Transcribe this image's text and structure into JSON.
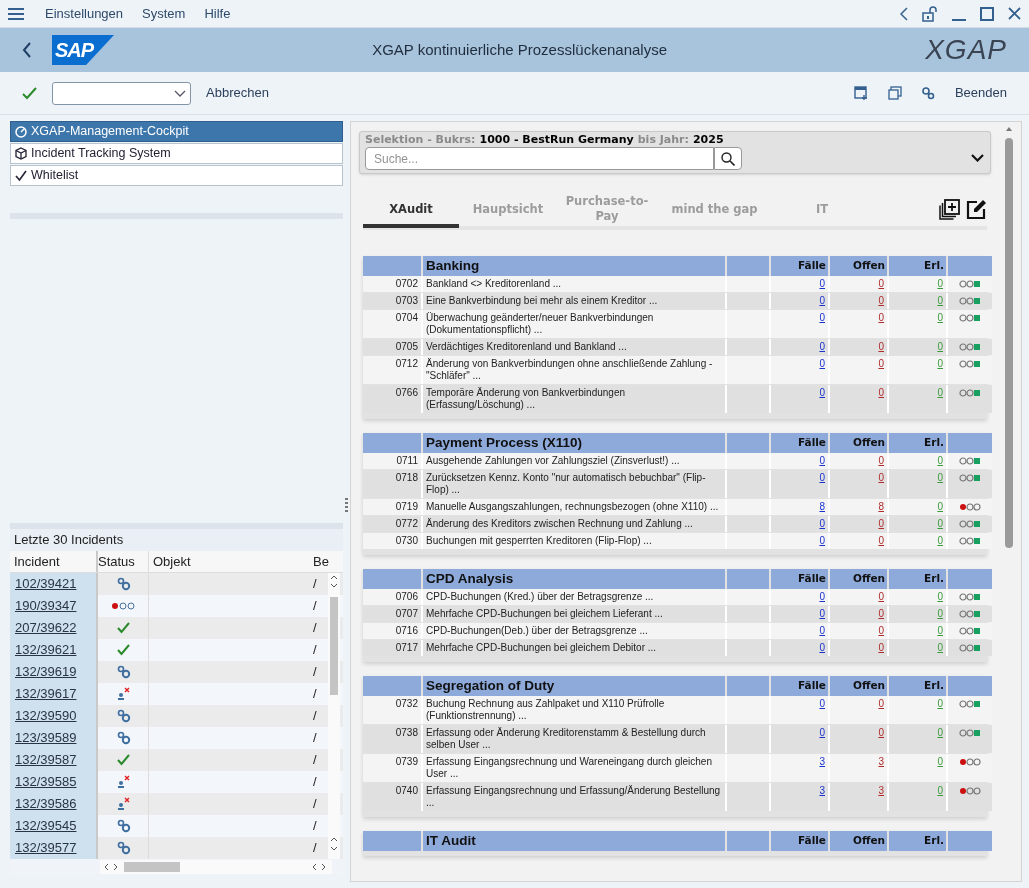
{
  "menu": [
    "Einstellungen",
    "System",
    "Hilfe"
  ],
  "titlebar": {
    "logo": "SAP",
    "title": "XGAP kontinuierliche Prozesslückenanalyse",
    "brand": "XGAP"
  },
  "toolbar": {
    "cancel": "Abbrechen",
    "exit": "Beenden"
  },
  "nav": [
    {
      "label": "XGAP-Management-Cockpit",
      "kind": "cockpit",
      "selected": true
    },
    {
      "label": "Incident Tracking System",
      "kind": "cube",
      "selected": false
    },
    {
      "label": "Whitelist",
      "kind": "check",
      "selected": false
    }
  ],
  "incidents": {
    "title": "Letzte 30 Incidents",
    "columns": [
      "Incident",
      "Status",
      "Objekt",
      "Be"
    ],
    "rows": [
      {
        "id": "102/39421",
        "kind": "gears",
        "column_4": "/"
      },
      {
        "id": "190/39347",
        "kind": "lights",
        "column_4": "/"
      },
      {
        "id": "207/39622",
        "kind": "check",
        "column_4": "/"
      },
      {
        "id": "132/39621",
        "kind": "check",
        "column_4": "/"
      },
      {
        "id": "132/39619",
        "kind": "gears",
        "column_4": "/"
      },
      {
        "id": "132/39617",
        "kind": "user",
        "column_4": "/"
      },
      {
        "id": "132/39590",
        "kind": "gears",
        "column_4": "/"
      },
      {
        "id": "123/39589",
        "kind": "gears",
        "column_4": "/"
      },
      {
        "id": "132/39587",
        "kind": "check",
        "column_4": "/"
      },
      {
        "id": "132/39585",
        "kind": "user",
        "column_4": "/"
      },
      {
        "id": "132/39586",
        "kind": "user",
        "column_4": "/"
      },
      {
        "id": "132/39545",
        "kind": "gears",
        "column_4": "/"
      },
      {
        "id": "132/39577",
        "kind": "gears",
        "column_4": "/"
      }
    ]
  },
  "selection": {
    "parts": [
      {
        "text": "Selektion - Bukrs:",
        "strong": false
      },
      {
        "text": "1000 - BestRun Germany",
        "strong": true
      },
      {
        "text": "bis Jahr:",
        "strong": false
      },
      {
        "text": "2025",
        "strong": true
      }
    ],
    "search_placeholder": "Suche..."
  },
  "tabs": [
    {
      "label": "XAudit",
      "selected": true
    },
    {
      "label": "Hauptsicht",
      "selected": false
    },
    {
      "label": "Purchase-to-Pay",
      "selected": false
    },
    {
      "label": "mind the gap",
      "selected": false
    },
    {
      "label": "IT",
      "selected": false
    }
  ],
  "sections": [
    {
      "title": "Banking",
      "columns": [
        "Fälle",
        "Offen",
        "Erl."
      ],
      "rows": [
        {
          "code": "0702",
          "text": "Bankland <> Kreditorenland ...",
          "cases": "0",
          "open": "0",
          "done": "0",
          "kind": "ok"
        },
        {
          "code": "0703",
          "text": "Eine Bankverbindung bei mehr als einem Kreditor ...",
          "cases": "0",
          "open": "0",
          "done": "0",
          "kind": "ok"
        },
        {
          "code": "0704",
          "text": "Überwachung geänderter/neuer Bankverbindungen (Dokumentationspflicht) ...",
          "cases": "0",
          "open": "0",
          "done": "0",
          "kind": "ok"
        },
        {
          "code": "0705",
          "text": "Verdächtiges Kreditorenland und Bankland ...",
          "cases": "0",
          "open": "0",
          "done": "0",
          "kind": "ok"
        },
        {
          "code": "0712",
          "text": "Änderung von Bankverbindungen ohne anschließende Zahlung - \"Schläfer\" ...",
          "cases": "0",
          "open": "0",
          "done": "0",
          "kind": "ok"
        },
        {
          "code": "0766",
          "text": "Temporäre Änderung von Bankverbindungen (Erfassung/Löschung) ...",
          "cases": "0",
          "open": "0",
          "done": "0",
          "kind": "ok"
        }
      ]
    },
    {
      "title": "Payment Process (X110)",
      "columns": [
        "Fälle",
        "Offen",
        "Erl."
      ],
      "rows": [
        {
          "code": "0711",
          "text": "Ausgehende Zahlungen vor Zahlungsziel (Zinsverlust!) ...",
          "cases": "0",
          "open": "0",
          "done": "0",
          "kind": "ok"
        },
        {
          "code": "0718",
          "text": "Zurücksetzen Kennz. Konto \"nur automatisch bebuchbar\" (Flip-Flop) ...",
          "cases": "0",
          "open": "0",
          "done": "0",
          "kind": "ok"
        },
        {
          "code": "0719",
          "text": "Manuelle Ausgangszahlungen, rechnungsbezogen (ohne X110) ...",
          "cases": "8",
          "open": "8",
          "done": "0",
          "kind": "alert"
        },
        {
          "code": "0772",
          "text": "Änderung des Kreditors zwischen Rechnung und Zahlung ...",
          "cases": "0",
          "open": "0",
          "done": "0",
          "kind": "ok"
        },
        {
          "code": "0730",
          "text": "Buchungen mit gesperrten Kreditoren (Flip-Flop) ...",
          "cases": "0",
          "open": "0",
          "done": "0",
          "kind": "ok"
        }
      ]
    },
    {
      "title": "CPD Analysis",
      "columns": [
        "Fälle",
        "Offen",
        "Erl."
      ],
      "rows": [
        {
          "code": "0706",
          "text": "CPD-Buchungen (Kred.) über der Betragsgrenze ...",
          "cases": "0",
          "open": "0",
          "done": "0",
          "kind": "ok"
        },
        {
          "code": "0707",
          "text": "Mehrfache CPD-Buchungen bei gleichem Lieferant ...",
          "cases": "0",
          "open": "0",
          "done": "0",
          "kind": "ok"
        },
        {
          "code": "0716",
          "text": "CPD-Buchungen(Deb.) über der Betragsgrenze ...",
          "cases": "0",
          "open": "0",
          "done": "0",
          "kind": "ok"
        },
        {
          "code": "0717",
          "text": "Mehrfache CPD-Buchungen bei gleichem Debitor ...",
          "cases": "0",
          "open": "0",
          "done": "0",
          "kind": "ok"
        }
      ]
    },
    {
      "title": "Segregation of Duty",
      "columns": [
        "Fälle",
        "Offen",
        "Erl."
      ],
      "rows": [
        {
          "code": "0732",
          "text": "Buchung Rechnung aus Zahlpaket und X110 Prüfrolle (Funktionstrennung) ...",
          "cases": "0",
          "open": "0",
          "done": "0",
          "kind": "ok"
        },
        {
          "code": "0738",
          "text": "Erfassung oder Änderung Kreditorenstamm & Bestellung durch selben User ...",
          "cases": "0",
          "open": "0",
          "done": "0",
          "kind": "ok"
        },
        {
          "code": "0739",
          "text": "Erfassung Eingangsrechnung und Wareneingang durch gleichen User ...",
          "cases": "3",
          "open": "3",
          "done": "0",
          "kind": "alert"
        },
        {
          "code": "0740",
          "text": "Erfassung Eingangsrechnung und Erfassung/Änderung Bestellung ...",
          "cases": "3",
          "open": "3",
          "done": "0",
          "kind": "alert"
        }
      ]
    },
    {
      "title": "IT Audit",
      "columns": [
        "Fälle",
        "Offen",
        "Erl."
      ]
    }
  ]
}
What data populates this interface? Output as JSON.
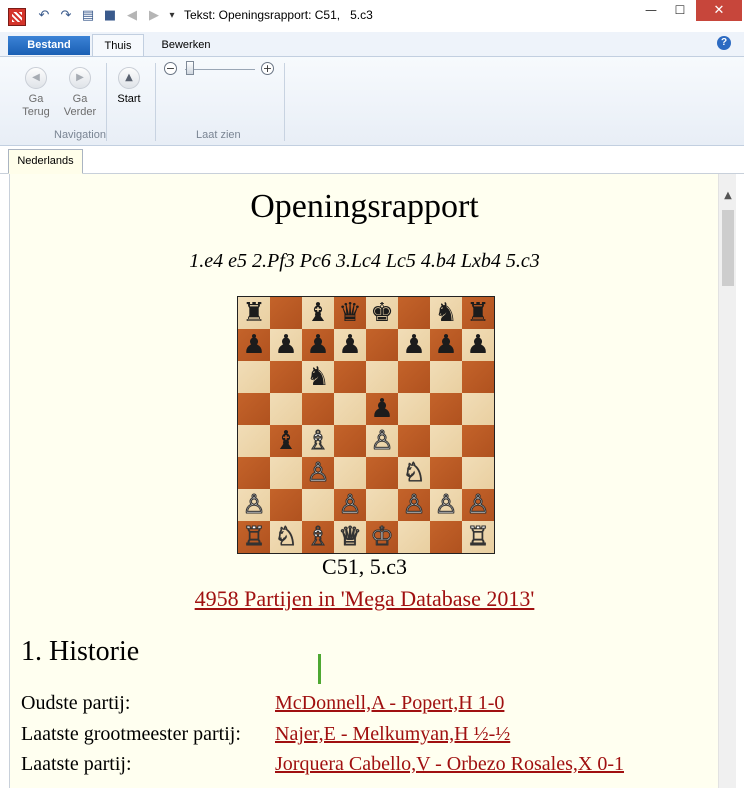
{
  "window": {
    "title": "Tekst: Openingsrapport: C51,   5.c3",
    "controls": {
      "minimize": "—",
      "maximize": "☐",
      "close": "✕"
    }
  },
  "quick_access": [
    "undo-icon",
    "redo-icon",
    "print-icon",
    "save-icon",
    "back-icon",
    "forward-icon",
    "customize-icon"
  ],
  "ribbon": {
    "file_tab": "Bestand",
    "tabs": [
      "Thuis",
      "Bewerken"
    ],
    "active_tab": "Thuis",
    "buttons": {
      "back": {
        "line1": "Ga",
        "line2": "Terug"
      },
      "forward": {
        "line1": "Ga",
        "line2": "Verder"
      },
      "start": "Start"
    },
    "groups": {
      "navigation": "Navigation",
      "view": "Laat zien"
    },
    "zoom": {
      "minus": "−",
      "plus": "+"
    }
  },
  "document_tab": "Nederlands",
  "report": {
    "title": "Openingsrapport",
    "moves": "1.e4 e5 2.Pf3 Pc6 3.Lc4 Lc5 4.b4 Lxb4 5.c3",
    "eco": "C51, 5.c3",
    "database_link": "4958 Partijen in 'Mega Database 2013'",
    "section_title": "1. Historie",
    "rows": [
      {
        "label": "Oudste partij:",
        "value": "McDonnell,A - Popert,H 1-0"
      },
      {
        "label": "Laatste grootmeester partij:",
        "value": "Najer,E - Melkumyan,H ½-½"
      },
      {
        "label": "Laatste partij:",
        "value": "Jorquera Cabello,V - Orbezo Rosales,X 0-1"
      }
    ]
  },
  "board": {
    "ranks": [
      [
        "♜",
        "",
        "♝",
        "♛",
        "♚",
        "",
        "♞",
        "♜"
      ],
      [
        "♟",
        "♟",
        "♟",
        "♟",
        "",
        "♟",
        "♟",
        "♟"
      ],
      [
        "",
        "",
        "♞",
        "",
        "",
        "",
        "",
        ""
      ],
      [
        "",
        "",
        "",
        "",
        "♟",
        "",
        "",
        ""
      ],
      [
        "",
        "♝",
        "♗",
        "",
        "♙",
        "",
        "",
        ""
      ],
      [
        "",
        "",
        "♙",
        "",
        "",
        "♘",
        "",
        ""
      ],
      [
        "♙",
        "",
        "",
        "♙",
        "",
        "♙",
        "♙",
        "♙"
      ],
      [
        "♖",
        "♘",
        "♗",
        "♕",
        "♔",
        "",
        "",
        "♖"
      ]
    ],
    "last_move_arrow": "c2-c3"
  }
}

**Exercise details:**
Locate the word "Mehrfache" in the records above, and return each line that has it.

**Exercise response:**
          "text": "Mehrfache CPD-Buchungen bei gleichem Lieferant ...",
          "text": "Mehrfache CPD-Buchungen bei gleichem Debitor ...",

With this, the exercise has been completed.